• _Input_
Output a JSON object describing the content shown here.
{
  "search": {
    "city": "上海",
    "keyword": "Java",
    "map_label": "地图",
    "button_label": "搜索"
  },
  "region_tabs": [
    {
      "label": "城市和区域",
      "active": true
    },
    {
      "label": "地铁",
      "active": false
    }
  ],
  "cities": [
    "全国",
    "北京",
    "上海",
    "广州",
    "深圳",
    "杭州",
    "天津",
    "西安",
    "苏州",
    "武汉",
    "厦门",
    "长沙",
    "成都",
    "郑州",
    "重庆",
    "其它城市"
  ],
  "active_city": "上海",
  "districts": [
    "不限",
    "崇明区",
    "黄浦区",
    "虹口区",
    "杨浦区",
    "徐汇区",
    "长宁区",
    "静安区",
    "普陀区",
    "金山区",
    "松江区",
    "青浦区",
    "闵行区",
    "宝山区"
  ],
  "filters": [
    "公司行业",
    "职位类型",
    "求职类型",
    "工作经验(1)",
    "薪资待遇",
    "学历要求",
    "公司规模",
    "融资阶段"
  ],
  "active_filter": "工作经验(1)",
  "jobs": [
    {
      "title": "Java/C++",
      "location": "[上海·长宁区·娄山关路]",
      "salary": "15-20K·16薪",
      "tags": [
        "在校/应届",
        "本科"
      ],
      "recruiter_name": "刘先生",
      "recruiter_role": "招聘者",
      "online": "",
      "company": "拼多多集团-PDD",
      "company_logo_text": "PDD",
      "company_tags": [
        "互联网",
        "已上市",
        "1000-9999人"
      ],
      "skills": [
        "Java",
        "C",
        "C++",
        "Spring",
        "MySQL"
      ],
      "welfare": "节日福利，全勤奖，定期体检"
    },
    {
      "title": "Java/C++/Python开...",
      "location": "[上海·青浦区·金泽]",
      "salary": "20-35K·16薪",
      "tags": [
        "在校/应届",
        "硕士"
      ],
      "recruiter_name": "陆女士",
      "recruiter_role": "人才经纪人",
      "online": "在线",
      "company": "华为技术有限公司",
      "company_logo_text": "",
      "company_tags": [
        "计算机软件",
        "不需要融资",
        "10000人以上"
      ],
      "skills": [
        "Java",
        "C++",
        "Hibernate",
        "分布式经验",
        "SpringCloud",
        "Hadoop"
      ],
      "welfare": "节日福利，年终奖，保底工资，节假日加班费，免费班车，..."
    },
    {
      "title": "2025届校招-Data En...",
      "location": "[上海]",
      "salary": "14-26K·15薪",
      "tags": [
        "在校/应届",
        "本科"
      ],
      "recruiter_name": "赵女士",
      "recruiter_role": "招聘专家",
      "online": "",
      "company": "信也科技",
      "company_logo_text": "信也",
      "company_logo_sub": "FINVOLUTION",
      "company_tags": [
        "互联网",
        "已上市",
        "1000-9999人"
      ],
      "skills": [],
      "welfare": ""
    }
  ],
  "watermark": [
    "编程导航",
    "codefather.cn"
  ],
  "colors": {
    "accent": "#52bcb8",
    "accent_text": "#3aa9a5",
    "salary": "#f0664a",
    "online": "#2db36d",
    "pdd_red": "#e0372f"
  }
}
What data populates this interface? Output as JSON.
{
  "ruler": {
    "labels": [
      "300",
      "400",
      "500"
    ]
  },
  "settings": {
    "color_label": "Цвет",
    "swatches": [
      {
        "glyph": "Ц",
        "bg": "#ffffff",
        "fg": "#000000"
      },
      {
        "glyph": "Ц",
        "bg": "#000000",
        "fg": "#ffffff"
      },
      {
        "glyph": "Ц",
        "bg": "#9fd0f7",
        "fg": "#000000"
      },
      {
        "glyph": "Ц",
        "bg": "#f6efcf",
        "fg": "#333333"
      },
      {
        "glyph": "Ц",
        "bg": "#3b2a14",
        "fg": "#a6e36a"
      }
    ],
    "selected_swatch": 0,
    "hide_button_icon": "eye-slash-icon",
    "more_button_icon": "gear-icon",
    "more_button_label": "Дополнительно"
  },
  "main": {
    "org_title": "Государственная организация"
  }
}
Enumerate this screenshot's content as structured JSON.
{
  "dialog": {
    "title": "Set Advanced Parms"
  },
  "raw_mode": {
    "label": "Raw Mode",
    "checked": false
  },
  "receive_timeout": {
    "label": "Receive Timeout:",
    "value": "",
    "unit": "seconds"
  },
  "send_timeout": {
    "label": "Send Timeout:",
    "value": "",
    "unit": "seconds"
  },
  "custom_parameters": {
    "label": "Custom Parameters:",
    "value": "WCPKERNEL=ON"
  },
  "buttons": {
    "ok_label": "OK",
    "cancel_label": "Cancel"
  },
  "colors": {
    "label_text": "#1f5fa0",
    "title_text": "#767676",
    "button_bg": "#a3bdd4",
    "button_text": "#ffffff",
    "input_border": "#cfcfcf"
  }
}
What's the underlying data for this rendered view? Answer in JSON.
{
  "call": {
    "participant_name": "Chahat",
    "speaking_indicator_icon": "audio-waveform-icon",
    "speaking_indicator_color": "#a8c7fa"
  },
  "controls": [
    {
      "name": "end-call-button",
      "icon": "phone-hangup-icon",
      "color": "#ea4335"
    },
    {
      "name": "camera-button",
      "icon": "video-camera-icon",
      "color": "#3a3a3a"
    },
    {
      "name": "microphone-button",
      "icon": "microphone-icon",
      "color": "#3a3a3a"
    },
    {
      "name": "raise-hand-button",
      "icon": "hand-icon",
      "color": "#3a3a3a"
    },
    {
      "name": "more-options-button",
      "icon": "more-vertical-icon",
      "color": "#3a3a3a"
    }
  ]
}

• _Exercise description_
List every line from the entries above in which "icon" appears.

• _Result of this exercise_
    "hide_button_icon": "eye-slash-icon",
    "more_button_icon": "gear-icon",
    "speaking_indicator_icon": "audio-waveform-icon",
      "icon": "phone-hangup-icon",
      "icon": "video-camera-icon",
      "icon": "microphone-icon",
      "icon": "hand-icon",
      "icon": "more-vertical-icon",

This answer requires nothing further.